Objective
Locate all lines with the word "Units". Copy them.

Given information
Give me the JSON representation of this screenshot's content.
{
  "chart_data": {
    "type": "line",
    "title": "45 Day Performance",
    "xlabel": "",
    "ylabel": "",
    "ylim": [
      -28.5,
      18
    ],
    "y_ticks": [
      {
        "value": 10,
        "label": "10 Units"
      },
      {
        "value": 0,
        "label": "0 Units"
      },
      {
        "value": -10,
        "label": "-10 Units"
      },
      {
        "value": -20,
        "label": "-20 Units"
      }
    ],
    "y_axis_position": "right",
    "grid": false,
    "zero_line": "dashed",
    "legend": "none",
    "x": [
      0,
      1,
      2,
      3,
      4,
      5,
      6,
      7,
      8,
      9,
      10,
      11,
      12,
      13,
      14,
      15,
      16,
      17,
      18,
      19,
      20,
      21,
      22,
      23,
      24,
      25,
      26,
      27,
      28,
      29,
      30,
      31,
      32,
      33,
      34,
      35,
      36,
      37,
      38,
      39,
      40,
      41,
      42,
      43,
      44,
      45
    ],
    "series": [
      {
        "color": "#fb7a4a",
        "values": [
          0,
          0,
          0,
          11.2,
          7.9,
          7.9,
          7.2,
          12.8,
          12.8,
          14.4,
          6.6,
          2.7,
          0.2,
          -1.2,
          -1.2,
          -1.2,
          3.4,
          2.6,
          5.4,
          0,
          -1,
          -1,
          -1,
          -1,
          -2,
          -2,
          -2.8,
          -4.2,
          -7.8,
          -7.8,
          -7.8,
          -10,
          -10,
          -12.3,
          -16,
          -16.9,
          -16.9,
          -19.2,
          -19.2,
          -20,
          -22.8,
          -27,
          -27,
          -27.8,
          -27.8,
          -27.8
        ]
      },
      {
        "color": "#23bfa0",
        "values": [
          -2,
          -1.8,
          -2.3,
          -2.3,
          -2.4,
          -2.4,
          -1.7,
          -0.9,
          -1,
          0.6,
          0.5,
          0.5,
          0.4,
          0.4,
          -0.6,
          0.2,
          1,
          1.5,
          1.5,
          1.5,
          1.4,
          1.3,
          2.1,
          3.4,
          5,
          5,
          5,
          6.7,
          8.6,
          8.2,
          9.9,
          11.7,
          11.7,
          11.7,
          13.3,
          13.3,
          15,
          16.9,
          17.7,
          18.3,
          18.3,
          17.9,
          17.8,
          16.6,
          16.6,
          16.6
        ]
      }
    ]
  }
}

Exercise response
        "label": "10 Units"
        "label": "0 Units"
        "label": "-10 Units"
        "label": "-20 Units"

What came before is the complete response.